**TASK DESCRIPTION**. Write out all the entries word for word, but skip any images.

**INPUT**.
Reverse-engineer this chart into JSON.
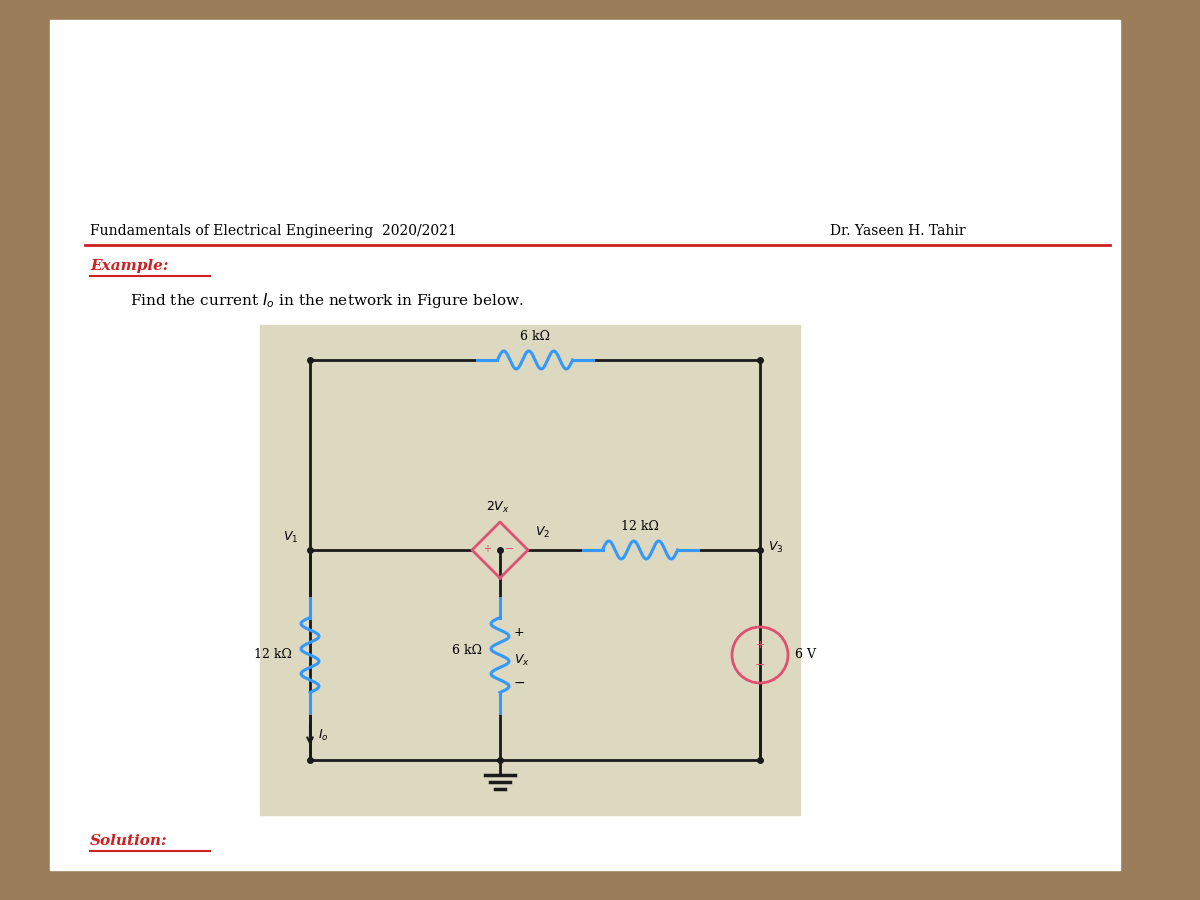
{
  "title_left": "Fundamentals of Electrical Engineering  2020/2021",
  "title_right": "Dr. Yaseen H. Tahir",
  "example_label": "Example:",
  "solution_label": "Solution:",
  "circuit_bg": "#ddd8c0",
  "line_color": "#1a1a1a",
  "blue_color": "#3399ff",
  "pink_color": "#e05070",
  "header_line_color": "#cc2222",
  "example_color": "#cc2222",
  "solution_color": "#cc2222",
  "bg_color": "#9b7d5a"
}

**EXERCISE SOLUTION**.
Reverse-engineer this chart into JSON.
{
  "title_left": "Fundamentals of Electrical Engineering  2020/2021",
  "title_right": "Dr. Yaseen H. Tahir",
  "example_label": "Example:",
  "solution_label": "Solution:",
  "circuit_bg": "#ddd8c0",
  "line_color": "#1a1a1a",
  "blue_color": "#3399ff",
  "pink_color": "#e05070",
  "header_line_color": "#cc2222",
  "example_color": "#cc2222",
  "solution_color": "#cc2222",
  "bg_color": "#9b7d5a"
}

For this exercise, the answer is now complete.